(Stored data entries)

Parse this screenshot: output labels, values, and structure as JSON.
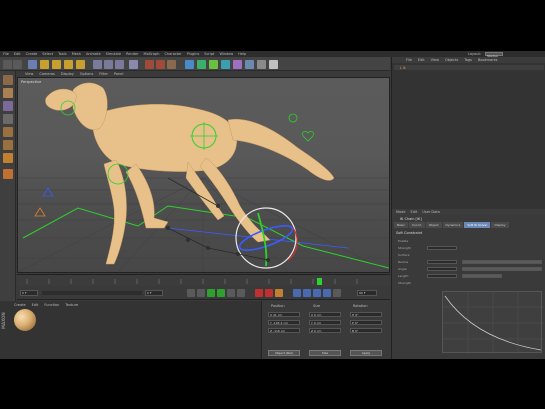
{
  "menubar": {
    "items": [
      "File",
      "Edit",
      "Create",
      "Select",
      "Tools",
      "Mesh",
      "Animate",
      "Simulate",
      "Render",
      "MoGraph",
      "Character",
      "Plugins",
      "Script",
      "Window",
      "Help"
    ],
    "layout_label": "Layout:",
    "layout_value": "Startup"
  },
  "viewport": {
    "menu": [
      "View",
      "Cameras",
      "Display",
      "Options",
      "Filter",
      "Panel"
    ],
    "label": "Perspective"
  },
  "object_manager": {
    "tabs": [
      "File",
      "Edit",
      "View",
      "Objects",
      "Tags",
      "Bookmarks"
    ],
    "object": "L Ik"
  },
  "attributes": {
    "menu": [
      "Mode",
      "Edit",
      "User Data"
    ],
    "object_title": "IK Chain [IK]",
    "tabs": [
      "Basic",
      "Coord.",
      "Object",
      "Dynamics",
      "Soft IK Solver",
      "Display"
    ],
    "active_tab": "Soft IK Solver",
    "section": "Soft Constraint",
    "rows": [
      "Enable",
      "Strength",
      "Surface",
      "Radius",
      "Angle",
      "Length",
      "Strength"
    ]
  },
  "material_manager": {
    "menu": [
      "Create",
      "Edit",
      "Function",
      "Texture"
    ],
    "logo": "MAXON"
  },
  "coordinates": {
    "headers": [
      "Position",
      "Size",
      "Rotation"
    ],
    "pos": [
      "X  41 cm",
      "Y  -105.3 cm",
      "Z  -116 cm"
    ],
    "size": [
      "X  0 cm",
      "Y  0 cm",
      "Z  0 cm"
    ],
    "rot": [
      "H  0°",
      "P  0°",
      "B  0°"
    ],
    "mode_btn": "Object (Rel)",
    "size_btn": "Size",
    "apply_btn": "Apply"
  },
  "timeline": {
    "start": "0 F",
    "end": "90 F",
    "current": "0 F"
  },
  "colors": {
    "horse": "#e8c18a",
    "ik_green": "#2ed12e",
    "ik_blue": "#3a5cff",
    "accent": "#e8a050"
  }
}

TASK GOAL: Repeat all of the data above word for word, minus the pictures.

COMPLETED TASK:
Parse this screenshot: output labels, values, and structure as JSON.
{
  "menubar": {
    "items": [
      "File",
      "Edit",
      "Create",
      "Select",
      "Tools",
      "Mesh",
      "Animate",
      "Simulate",
      "Render",
      "MoGraph",
      "Character",
      "Plugins",
      "Script",
      "Window",
      "Help"
    ],
    "layout_label": "Layout:",
    "layout_value": "Startup"
  },
  "viewport": {
    "menu": [
      "View",
      "Cameras",
      "Display",
      "Options",
      "Filter",
      "Panel"
    ],
    "label": "Perspective"
  },
  "object_manager": {
    "tabs": [
      "File",
      "Edit",
      "View",
      "Objects",
      "Tags",
      "Bookmarks"
    ],
    "object": "L Ik"
  },
  "attributes": {
    "menu": [
      "Mode",
      "Edit",
      "User Data"
    ],
    "object_title": "IK Chain [IK]",
    "tabs": [
      "Basic",
      "Coord.",
      "Object",
      "Dynamics",
      "Soft IK Solver",
      "Display"
    ],
    "active_tab": "Soft IK Solver",
    "section": "Soft Constraint",
    "rows": [
      "Enable",
      "Strength",
      "Surface",
      "Radius",
      "Angle",
      "Length",
      "Strength"
    ]
  },
  "material_manager": {
    "menu": [
      "Create",
      "Edit",
      "Function",
      "Texture"
    ],
    "logo": "MAXON"
  },
  "coordinates": {
    "headers": [
      "Position",
      "Size",
      "Rotation"
    ],
    "pos": [
      "X  41 cm",
      "Y  -105.3 cm",
      "Z  -116 cm"
    ],
    "size": [
      "X  0 cm",
      "Y  0 cm",
      "Z  0 cm"
    ],
    "rot": [
      "H  0°",
      "P  0°",
      "B  0°"
    ],
    "mode_btn": "Object (Rel)",
    "size_btn": "Size",
    "apply_btn": "Apply"
  },
  "timeline": {
    "start": "0 F",
    "end": "90 F",
    "current": "0 F"
  },
  "colors": {
    "horse": "#e8c18a",
    "ik_green": "#2ed12e",
    "ik_blue": "#3a5cff",
    "accent": "#e8a050"
  }
}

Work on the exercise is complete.